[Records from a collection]
╭──
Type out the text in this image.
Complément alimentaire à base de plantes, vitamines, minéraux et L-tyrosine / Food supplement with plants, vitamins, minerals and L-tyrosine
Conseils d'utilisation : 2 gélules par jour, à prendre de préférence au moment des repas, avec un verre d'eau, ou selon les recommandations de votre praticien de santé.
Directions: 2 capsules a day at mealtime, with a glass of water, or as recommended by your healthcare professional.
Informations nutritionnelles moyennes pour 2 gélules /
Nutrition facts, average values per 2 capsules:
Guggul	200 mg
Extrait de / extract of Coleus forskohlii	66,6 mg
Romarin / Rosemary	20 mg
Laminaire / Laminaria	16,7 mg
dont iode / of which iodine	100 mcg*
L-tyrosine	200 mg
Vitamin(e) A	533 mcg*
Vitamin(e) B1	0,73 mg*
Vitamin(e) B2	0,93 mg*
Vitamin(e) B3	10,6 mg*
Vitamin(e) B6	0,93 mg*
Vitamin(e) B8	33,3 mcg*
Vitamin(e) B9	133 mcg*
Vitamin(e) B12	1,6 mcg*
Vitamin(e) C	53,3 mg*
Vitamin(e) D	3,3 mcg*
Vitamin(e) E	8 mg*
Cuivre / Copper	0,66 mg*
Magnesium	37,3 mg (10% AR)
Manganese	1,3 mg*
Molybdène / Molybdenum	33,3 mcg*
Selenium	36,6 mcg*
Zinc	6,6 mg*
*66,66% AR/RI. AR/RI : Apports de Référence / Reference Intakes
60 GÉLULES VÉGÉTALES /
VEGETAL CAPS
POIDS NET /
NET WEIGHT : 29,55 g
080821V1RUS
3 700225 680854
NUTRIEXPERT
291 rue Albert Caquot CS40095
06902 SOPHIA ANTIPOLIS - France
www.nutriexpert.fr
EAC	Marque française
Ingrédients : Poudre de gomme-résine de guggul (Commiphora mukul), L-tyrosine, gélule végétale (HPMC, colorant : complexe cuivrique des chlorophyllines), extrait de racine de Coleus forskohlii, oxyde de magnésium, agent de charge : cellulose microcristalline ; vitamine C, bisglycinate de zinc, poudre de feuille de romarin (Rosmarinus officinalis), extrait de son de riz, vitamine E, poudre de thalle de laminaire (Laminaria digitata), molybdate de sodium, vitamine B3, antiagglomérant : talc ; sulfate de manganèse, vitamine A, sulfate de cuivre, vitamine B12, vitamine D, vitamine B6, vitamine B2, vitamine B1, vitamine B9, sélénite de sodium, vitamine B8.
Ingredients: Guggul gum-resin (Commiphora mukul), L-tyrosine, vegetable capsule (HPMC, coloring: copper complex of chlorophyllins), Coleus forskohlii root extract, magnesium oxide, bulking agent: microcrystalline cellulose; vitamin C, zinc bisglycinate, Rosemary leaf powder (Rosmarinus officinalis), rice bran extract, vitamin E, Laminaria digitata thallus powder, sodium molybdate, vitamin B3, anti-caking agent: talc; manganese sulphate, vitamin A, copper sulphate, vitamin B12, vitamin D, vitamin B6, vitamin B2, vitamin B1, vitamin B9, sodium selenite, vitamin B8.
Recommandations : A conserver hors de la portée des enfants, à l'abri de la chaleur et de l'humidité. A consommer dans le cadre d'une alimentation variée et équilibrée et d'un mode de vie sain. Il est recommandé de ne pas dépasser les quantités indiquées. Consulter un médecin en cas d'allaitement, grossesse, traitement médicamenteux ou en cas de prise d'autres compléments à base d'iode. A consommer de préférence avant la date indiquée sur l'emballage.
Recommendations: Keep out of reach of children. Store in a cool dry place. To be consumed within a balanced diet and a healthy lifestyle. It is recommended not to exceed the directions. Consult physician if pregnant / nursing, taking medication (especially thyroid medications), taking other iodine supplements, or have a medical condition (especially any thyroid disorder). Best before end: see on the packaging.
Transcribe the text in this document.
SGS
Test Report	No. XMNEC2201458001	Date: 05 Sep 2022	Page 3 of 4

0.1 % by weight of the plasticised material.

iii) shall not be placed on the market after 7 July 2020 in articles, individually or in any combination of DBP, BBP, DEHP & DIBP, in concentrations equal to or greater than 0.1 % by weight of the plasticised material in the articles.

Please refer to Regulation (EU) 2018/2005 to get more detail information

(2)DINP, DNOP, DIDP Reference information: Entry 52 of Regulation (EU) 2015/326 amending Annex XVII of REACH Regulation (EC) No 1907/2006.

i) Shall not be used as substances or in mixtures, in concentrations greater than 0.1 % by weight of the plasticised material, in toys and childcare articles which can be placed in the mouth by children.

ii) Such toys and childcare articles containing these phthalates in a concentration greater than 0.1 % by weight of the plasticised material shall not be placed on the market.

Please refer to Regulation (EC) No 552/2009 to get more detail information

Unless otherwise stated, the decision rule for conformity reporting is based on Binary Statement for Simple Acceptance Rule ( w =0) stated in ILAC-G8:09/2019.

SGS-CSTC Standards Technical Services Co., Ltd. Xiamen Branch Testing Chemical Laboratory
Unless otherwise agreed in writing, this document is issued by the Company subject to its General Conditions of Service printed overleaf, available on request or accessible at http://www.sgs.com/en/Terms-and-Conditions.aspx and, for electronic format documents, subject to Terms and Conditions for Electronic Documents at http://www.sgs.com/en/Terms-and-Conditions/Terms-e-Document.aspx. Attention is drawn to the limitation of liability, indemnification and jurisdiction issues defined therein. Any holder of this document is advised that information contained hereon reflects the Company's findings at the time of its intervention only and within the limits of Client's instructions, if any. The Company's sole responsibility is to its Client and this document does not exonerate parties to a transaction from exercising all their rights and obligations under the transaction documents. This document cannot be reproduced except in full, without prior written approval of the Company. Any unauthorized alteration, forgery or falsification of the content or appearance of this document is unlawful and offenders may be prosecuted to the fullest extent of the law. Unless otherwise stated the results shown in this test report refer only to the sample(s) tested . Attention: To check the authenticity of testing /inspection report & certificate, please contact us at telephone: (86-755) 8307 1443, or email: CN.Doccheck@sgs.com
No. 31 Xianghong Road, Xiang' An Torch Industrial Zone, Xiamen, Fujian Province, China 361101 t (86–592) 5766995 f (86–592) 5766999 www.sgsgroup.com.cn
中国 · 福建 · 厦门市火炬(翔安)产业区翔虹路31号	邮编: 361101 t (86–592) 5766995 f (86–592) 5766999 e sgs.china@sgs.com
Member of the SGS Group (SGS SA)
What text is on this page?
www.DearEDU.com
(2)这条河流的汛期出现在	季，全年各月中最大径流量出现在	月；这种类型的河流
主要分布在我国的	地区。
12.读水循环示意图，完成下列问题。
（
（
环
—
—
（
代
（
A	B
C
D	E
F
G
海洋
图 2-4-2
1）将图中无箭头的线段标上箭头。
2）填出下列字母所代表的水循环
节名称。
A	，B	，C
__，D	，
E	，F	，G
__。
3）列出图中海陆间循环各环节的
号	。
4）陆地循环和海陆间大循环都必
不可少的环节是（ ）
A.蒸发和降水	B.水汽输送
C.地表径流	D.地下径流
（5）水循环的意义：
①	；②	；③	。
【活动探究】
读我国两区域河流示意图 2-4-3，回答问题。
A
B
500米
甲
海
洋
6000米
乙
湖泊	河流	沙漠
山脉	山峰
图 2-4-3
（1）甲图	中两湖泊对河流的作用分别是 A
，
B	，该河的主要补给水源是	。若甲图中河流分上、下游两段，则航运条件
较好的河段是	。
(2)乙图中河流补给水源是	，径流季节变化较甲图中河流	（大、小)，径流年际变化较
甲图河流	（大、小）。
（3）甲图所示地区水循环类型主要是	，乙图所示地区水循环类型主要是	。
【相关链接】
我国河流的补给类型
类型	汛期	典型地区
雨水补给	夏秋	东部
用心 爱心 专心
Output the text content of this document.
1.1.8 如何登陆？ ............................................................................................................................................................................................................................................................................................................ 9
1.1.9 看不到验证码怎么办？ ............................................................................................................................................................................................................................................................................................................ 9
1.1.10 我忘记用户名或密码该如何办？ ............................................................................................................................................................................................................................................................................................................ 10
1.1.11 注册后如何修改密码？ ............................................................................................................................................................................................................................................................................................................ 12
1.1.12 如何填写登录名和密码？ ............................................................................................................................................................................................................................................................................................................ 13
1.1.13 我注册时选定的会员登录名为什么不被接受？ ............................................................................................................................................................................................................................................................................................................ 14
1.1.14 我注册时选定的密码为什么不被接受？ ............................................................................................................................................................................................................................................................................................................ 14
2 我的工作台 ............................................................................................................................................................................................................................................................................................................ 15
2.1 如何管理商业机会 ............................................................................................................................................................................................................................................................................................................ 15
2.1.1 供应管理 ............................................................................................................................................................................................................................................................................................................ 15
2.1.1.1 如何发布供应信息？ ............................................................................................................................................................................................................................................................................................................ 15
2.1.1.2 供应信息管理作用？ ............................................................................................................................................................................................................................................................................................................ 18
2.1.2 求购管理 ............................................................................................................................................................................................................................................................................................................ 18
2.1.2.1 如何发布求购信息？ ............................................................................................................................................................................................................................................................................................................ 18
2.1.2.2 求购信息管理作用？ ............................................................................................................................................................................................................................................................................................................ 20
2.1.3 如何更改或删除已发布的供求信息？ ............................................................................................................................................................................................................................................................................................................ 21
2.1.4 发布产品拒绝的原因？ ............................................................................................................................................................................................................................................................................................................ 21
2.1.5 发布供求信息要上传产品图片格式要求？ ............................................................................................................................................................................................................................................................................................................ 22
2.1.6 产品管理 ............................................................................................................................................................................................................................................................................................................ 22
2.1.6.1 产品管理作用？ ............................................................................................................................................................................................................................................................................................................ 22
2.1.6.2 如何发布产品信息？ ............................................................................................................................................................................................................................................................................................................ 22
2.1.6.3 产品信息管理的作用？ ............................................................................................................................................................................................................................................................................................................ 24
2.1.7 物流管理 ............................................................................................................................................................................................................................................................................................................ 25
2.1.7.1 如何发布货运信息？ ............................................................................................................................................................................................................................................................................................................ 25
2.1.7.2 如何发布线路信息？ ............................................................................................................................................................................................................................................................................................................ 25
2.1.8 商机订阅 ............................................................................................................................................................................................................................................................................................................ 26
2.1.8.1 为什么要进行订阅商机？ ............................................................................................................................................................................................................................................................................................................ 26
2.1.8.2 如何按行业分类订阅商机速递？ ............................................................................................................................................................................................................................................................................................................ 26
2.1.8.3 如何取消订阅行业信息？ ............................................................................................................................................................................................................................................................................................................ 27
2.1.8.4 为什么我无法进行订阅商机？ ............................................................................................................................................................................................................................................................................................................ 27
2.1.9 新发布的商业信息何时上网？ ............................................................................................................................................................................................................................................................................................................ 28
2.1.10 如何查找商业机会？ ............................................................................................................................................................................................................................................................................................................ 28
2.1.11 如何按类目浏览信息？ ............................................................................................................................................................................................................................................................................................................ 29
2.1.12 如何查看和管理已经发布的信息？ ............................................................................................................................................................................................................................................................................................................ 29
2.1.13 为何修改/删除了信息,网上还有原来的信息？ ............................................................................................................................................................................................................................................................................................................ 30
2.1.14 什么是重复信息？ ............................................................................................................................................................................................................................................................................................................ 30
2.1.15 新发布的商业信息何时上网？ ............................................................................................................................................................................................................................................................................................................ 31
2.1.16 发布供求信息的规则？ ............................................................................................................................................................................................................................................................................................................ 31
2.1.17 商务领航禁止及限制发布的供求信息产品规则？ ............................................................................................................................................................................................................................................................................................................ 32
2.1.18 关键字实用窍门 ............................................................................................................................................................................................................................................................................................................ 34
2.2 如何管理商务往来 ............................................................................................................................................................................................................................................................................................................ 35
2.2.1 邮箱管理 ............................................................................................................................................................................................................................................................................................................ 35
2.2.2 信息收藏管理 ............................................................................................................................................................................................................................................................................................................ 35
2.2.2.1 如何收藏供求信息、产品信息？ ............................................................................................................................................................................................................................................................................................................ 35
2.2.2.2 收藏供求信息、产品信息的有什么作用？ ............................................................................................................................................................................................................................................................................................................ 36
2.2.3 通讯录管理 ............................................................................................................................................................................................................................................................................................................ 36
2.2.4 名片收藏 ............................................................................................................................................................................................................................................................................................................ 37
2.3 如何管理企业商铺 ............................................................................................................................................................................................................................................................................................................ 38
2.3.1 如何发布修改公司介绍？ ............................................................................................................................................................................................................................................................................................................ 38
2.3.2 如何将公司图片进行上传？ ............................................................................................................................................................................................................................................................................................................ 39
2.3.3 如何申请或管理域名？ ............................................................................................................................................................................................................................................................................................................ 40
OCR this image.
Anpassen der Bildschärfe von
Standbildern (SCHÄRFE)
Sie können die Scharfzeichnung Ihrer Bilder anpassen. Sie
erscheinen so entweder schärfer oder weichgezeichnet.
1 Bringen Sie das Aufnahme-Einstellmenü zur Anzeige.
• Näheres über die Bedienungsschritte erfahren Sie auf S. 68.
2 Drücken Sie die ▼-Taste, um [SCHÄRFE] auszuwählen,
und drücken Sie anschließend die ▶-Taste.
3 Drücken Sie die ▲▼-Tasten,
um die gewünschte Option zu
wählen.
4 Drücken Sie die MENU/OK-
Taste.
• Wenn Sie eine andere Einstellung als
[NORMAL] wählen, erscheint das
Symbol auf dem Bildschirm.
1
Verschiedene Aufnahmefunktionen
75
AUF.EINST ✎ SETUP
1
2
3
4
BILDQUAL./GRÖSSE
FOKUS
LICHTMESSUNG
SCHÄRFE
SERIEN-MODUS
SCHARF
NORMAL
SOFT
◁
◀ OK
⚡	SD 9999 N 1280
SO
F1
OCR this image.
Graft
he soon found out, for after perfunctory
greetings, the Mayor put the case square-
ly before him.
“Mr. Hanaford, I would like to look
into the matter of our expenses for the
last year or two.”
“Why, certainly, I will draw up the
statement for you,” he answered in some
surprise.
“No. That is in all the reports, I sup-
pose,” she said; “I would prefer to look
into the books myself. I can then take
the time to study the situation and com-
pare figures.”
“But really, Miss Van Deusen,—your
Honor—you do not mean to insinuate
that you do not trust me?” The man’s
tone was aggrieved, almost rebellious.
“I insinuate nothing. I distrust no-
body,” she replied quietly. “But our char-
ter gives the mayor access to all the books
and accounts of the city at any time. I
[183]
╰──
**PROBLEM STATEMENT:** Copy out every line of the data that includes "insinuate".

**RESULT:**
Honor—you do not mean to insinuate
“I insinuate nothing. I distrust no-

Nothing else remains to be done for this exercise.